The Dictionary Is Not A Fortress: Definitional Fallacies and A Corpus-Based Approach to Plain Meaning, 2010 B.Y.U. L. Rev. 1915 (2010) (pdf).

Hard Cases and Hard Data: Assessing Corpus Linguistics As an Empirical Path to Plain Meaning, 13 Colum. Sci. & Tech. L. Rev. 156 (2012) (link).

  • An ongoing project at BYU is the creation of COFEA: the Corpus of Founding-Era American English, which is planned to be a 100-million word corpus of texts from the period 1760-1799, a period that runs “from the start of King George III’s reign to the death of George Washington.” COFEA is intended to serve as a resource for researching linguistic issues relevant to investigating the original meaning of the Constitution, and it will include “letters, diaries, sermons, speeches, debates, newspapers, court opinions, government materials, legal documents, pamphlets, broadsides, non-fiction books, and fiction writing from the Founding Era.” COFEA is not yet up and running; they are grappling with the challenges of digitizing sources from the 18th century, which include such issues as unstandardized spelling and scanning-related OCR difficulties.

Some records
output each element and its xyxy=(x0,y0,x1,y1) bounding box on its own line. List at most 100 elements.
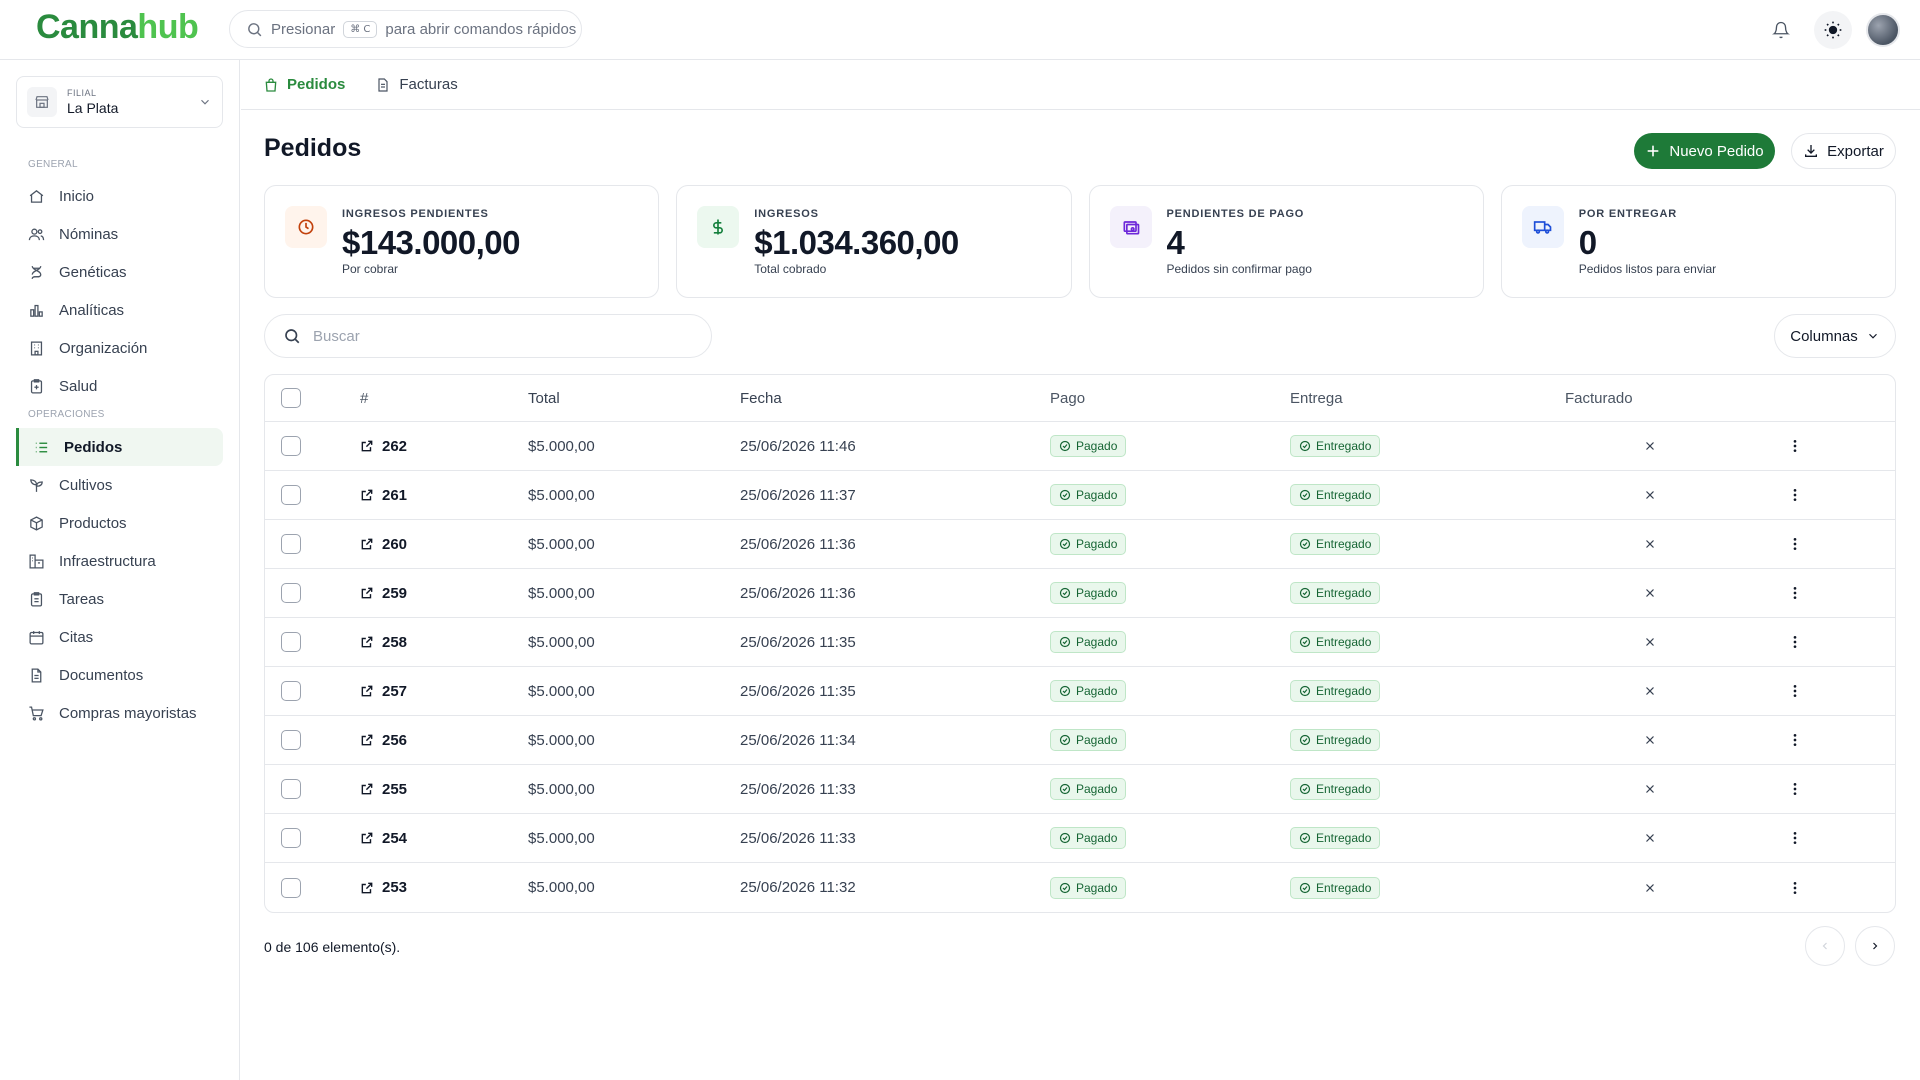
row-checkbox[interactable] xyxy=(281,779,301,799)
store-icon xyxy=(27,87,57,117)
delivery-status-label: Entregado xyxy=(1316,880,1372,895)
check-circle-icon xyxy=(1059,587,1071,599)
row-checkbox[interactable] xyxy=(281,877,301,898)
theme-toggle-button[interactable] xyxy=(1814,11,1852,49)
order-link[interactable]: 255 xyxy=(360,781,407,798)
table-row[interactable]: 258 $5.000,00 25/06/2026 11:35 Pagado En… xyxy=(265,618,1895,667)
row-checkbox[interactable] xyxy=(281,632,301,652)
order-link[interactable]: 253 xyxy=(360,879,407,896)
sidebar-item-inicio[interactable]: Inicio xyxy=(16,177,223,215)
sidebar-item-label: Salud xyxy=(59,377,98,395)
command-search[interactable]: Presionar ⌘ C para abrir comandos rápido… xyxy=(229,10,582,48)
new-order-label: Nuevo Pedido xyxy=(1669,142,1764,160)
payment-status-label: Pagado xyxy=(1076,488,1118,502)
sidebar-item-citas[interactable]: Citas xyxy=(16,618,223,656)
table-row[interactable]: 254 $5.000,00 25/06/2026 11:33 Pagado En… xyxy=(265,814,1895,863)
table-row[interactable]: 256 $5.000,00 25/06/2026 11:34 Pagado En… xyxy=(265,716,1895,765)
plus-icon xyxy=(1645,143,1661,159)
sidebar-item-compras-mayoristas[interactable]: Compras mayoristas xyxy=(16,694,223,732)
row-checkbox[interactable] xyxy=(281,828,301,848)
delivery-status-label: Entregado xyxy=(1316,831,1372,845)
previous-page-button[interactable] xyxy=(1805,926,1845,966)
sidebar-item-tareas[interactable]: Tareas xyxy=(16,580,223,618)
row-actions-button[interactable] xyxy=(1787,634,1803,650)
branch-caption: FILIAL xyxy=(67,88,97,98)
table-search-input[interactable]: Buscar xyxy=(264,314,712,358)
tab-bar: Pedidos Facturas xyxy=(241,60,1920,110)
row-actions-button[interactable] xyxy=(1787,536,1803,552)
row-actions-button[interactable] xyxy=(1787,880,1803,896)
row-actions-button[interactable] xyxy=(1787,683,1803,699)
sidebar-item-productos[interactable]: Productos xyxy=(16,504,223,542)
row-actions-button[interactable] xyxy=(1787,438,1803,454)
table-row[interactable]: 260 $5.000,00 25/06/2026 11:36 Pagado En… xyxy=(265,520,1895,569)
export-button[interactable]: Exportar xyxy=(1791,133,1896,169)
order-link[interactable]: 258 xyxy=(360,634,407,651)
order-link[interactable]: 262 xyxy=(360,438,407,455)
stat-card-por-entregar: POR ENTREGAR 0 Pedidos listos para envia… xyxy=(1500,185,1896,298)
order-total: $5.000,00 xyxy=(528,633,595,651)
order-link[interactable]: 256 xyxy=(360,732,407,749)
external-link-icon xyxy=(360,733,374,747)
orders-table: # Total Fecha Pago Entrega Facturado 262… xyxy=(264,374,1896,913)
table-row[interactable]: 255 $5.000,00 25/06/2026 11:33 Pagado En… xyxy=(265,765,1895,814)
next-page-button[interactable] xyxy=(1855,926,1895,966)
table-row[interactable]: 262 $5.000,00 25/06/2026 11:46 Pagado En… xyxy=(265,422,1895,471)
sidebar-item-label: Pedidos xyxy=(64,438,123,456)
order-link[interactable]: 259 xyxy=(360,585,407,602)
app-logo[interactable]: Canna hub xyxy=(36,2,199,52)
sidebar-item-pedidos[interactable]: Pedidos xyxy=(16,428,223,466)
sidebar-item-cultivos[interactable]: Cultivos xyxy=(16,466,223,504)
row-checkbox[interactable] xyxy=(281,534,301,554)
row-actions-button[interactable] xyxy=(1787,585,1803,601)
sidebar-item-documentos[interactable]: Documentos xyxy=(16,656,223,694)
package-icon xyxy=(28,515,45,532)
sidebar-item-analiticas[interactable]: Analíticas xyxy=(16,291,223,329)
sidebar-item-geneticas[interactable]: Genéticas xyxy=(16,253,223,291)
header-num[interactable]: # xyxy=(360,390,368,407)
sidebar-item-salud[interactable]: Salud xyxy=(16,367,223,405)
columns-button[interactable]: Columnas xyxy=(1774,314,1896,358)
order-link[interactable]: 261 xyxy=(360,487,407,504)
sidebar-item-nominas[interactable]: Nóminas xyxy=(16,215,223,253)
order-link[interactable]: 254 xyxy=(360,830,407,847)
delivery-status-label: Entregado xyxy=(1316,733,1372,747)
row-checkbox[interactable] xyxy=(281,485,301,505)
row-actions-button[interactable] xyxy=(1787,781,1803,797)
more-vertical-icon xyxy=(1787,487,1803,503)
receipt-icon xyxy=(375,77,391,93)
external-link-icon xyxy=(360,782,374,796)
row-actions-button[interactable] xyxy=(1787,487,1803,503)
header-fecha[interactable]: Fecha xyxy=(740,390,782,407)
header-total[interactable]: Total xyxy=(528,390,560,407)
table-row[interactable]: 261 $5.000,00 25/06/2026 11:37 Pagado En… xyxy=(265,471,1895,520)
row-actions-button[interactable] xyxy=(1787,830,1803,846)
table-row[interactable]: 253 $5.000,00 25/06/2026 11:32 Pagado En… xyxy=(265,863,1895,912)
header-facturado[interactable]: Facturado xyxy=(1565,390,1633,407)
table-row[interactable]: 259 $5.000,00 25/06/2026 11:36 Pagado En… xyxy=(265,569,1895,618)
payment-status-badge: Pagado xyxy=(1050,533,1127,555)
more-vertical-icon xyxy=(1787,634,1803,650)
header-entrega[interactable]: Entrega xyxy=(1290,390,1343,407)
row-checkbox[interactable] xyxy=(281,583,301,603)
user-avatar[interactable] xyxy=(1866,13,1900,47)
order-link[interactable]: 260 xyxy=(360,536,407,553)
row-checkbox[interactable] xyxy=(281,681,301,701)
new-order-button[interactable]: Nuevo Pedido xyxy=(1634,133,1775,169)
row-actions-button[interactable] xyxy=(1787,732,1803,748)
branch-selector[interactable]: FILIAL La Plata xyxy=(16,76,223,128)
sidebar-item-infraestructura[interactable]: Infraestructura xyxy=(16,542,223,580)
select-all-checkbox[interactable] xyxy=(281,388,301,408)
tab-pedidos[interactable]: Pedidos xyxy=(263,60,345,109)
not-invoiced-icon xyxy=(1644,882,1656,894)
sidebar-item-organizacion[interactable]: Organización xyxy=(16,329,223,367)
notifications-button[interactable] xyxy=(1762,11,1800,49)
tab-facturas[interactable]: Facturas xyxy=(375,60,458,109)
building-icon xyxy=(28,340,45,357)
header-pago[interactable]: Pago xyxy=(1050,390,1085,407)
order-total: $5.000,00 xyxy=(528,486,595,504)
order-link[interactable]: 257 xyxy=(360,683,407,700)
row-checkbox[interactable] xyxy=(281,730,301,750)
row-checkbox[interactable] xyxy=(281,436,301,456)
table-row[interactable]: 257 $5.000,00 25/06/2026 11:35 Pagado En… xyxy=(265,667,1895,716)
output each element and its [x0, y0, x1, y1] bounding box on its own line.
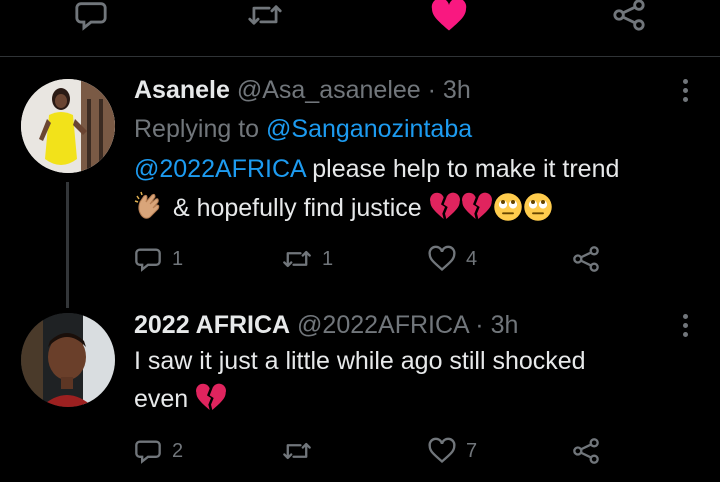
replying-to-label: Replying to — [134, 115, 260, 143]
heart-icon — [428, 437, 456, 464]
share-button[interactable] — [572, 244, 600, 274]
avatar[interactable] — [21, 313, 115, 407]
tweet-text-line-2: even — [134, 380, 227, 424]
retweet-button[interactable] — [282, 436, 322, 466]
retweet-count: 1 — [322, 247, 334, 270]
tweet-text-line-1: @2022AFRICA please help to make it trend — [134, 150, 619, 188]
like-button[interactable]: 4 — [428, 244, 477, 274]
tweet-text-line-1: I saw it just a little while ago still s… — [134, 342, 586, 380]
previous-tweet-action-bar — [0, 0, 720, 57]
user-handle[interactable]: @Asa_asanelee — [237, 76, 421, 104]
separator-dot: · — [475, 311, 484, 339]
reply-count: 2 — [172, 439, 184, 462]
like-button[interactable]: 7 — [428, 436, 477, 466]
reply-count: 1 — [172, 247, 184, 270]
tweet-text: please help to make it trend — [305, 155, 620, 183]
display-name[interactable]: 2022 AFRICA — [134, 311, 290, 339]
share-button[interactable] — [572, 436, 600, 466]
heart-filled-icon[interactable] — [430, 0, 468, 32]
retweet-icon[interactable] — [247, 0, 283, 32]
tweet-text: even — [134, 385, 196, 413]
retweet-button[interactable]: 1 — [282, 244, 333, 274]
reply-button[interactable]: 2 — [134, 436, 183, 466]
broken-heart-emoji — [195, 383, 227, 424]
heart-icon — [428, 245, 456, 272]
eye-roll-emoji — [523, 192, 553, 233]
tweet-text: I saw it just a little while ago still s… — [134, 347, 586, 375]
mention-link[interactable]: @2022AFRICA — [134, 155, 305, 183]
tweet-text-line-2: & hopefully find justice — [134, 189, 553, 233]
thread-line — [66, 182, 69, 308]
share-icon — [572, 245, 600, 273]
replying-to-link[interactable]: @Sanganozintaba — [266, 115, 472, 143]
eye-roll-emoji — [493, 192, 523, 233]
share-icon — [572, 437, 600, 465]
reply-button[interactable]: 1 — [134, 244, 183, 274]
reply-icon — [134, 245, 162, 273]
more-options-icon[interactable] — [678, 79, 692, 106]
retweet-icon — [282, 437, 312, 465]
replying-to: Replying to @Sanganozintaba — [134, 115, 472, 144]
share-icon[interactable] — [612, 0, 646, 32]
tweet-header: Asanele @Asa_asanelee · 3h — [134, 76, 471, 105]
broken-heart-emoji — [461, 192, 493, 233]
retweet-icon — [282, 245, 312, 273]
clapping-hands-emoji — [134, 190, 166, 233]
like-count: 4 — [466, 247, 478, 270]
timestamp[interactable]: 3h — [491, 311, 519, 339]
display-name[interactable]: Asanele — [134, 76, 230, 104]
tweet-header: 2022 AFRICA @2022AFRICA · 3h — [134, 311, 518, 340]
like-count: 7 — [466, 439, 478, 462]
separator-dot: · — [427, 76, 436, 104]
more-options-icon[interactable] — [678, 314, 692, 341]
reply-icon[interactable] — [74, 0, 108, 32]
timestamp[interactable]: 3h — [443, 76, 471, 104]
avatar[interactable] — [21, 79, 115, 173]
user-handle[interactable]: @2022AFRICA — [297, 311, 468, 339]
broken-heart-emoji — [429, 192, 461, 233]
tweet-text: & hopefully find justice — [166, 194, 429, 222]
reply-icon — [134, 437, 162, 465]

> _Requirement 1_
Retype the passage on corpus linguistics from "The Dictionary Is" up to and including "156 (2012) (link).".
> _Requirement 2_
Name every year that the passage on corpus linguistics gives as a publication year or as the start or end of a time period.
> _Requirement 3_
According to the passage on corpus linguistics, how many words is COFEA planned to contain?

> _Solution 1_
The Dictionary Is Not A Fortress: Definitional Fallacies and A Corpus-Based Approach to Plain Meaning, 2010 B.Y.U. L. Rev. 1915 (2010) (pdf).

Hard Cases and Hard Data: Assessing Corpus Linguistics As an Empirical Path to Plain Meaning, 13 Colum. Sci. & Tech. L. Rev. 156 (2012) (link).

> _Solution 2_
2010, 2012, 1760, 1799

> _Solution 3_
100 million words.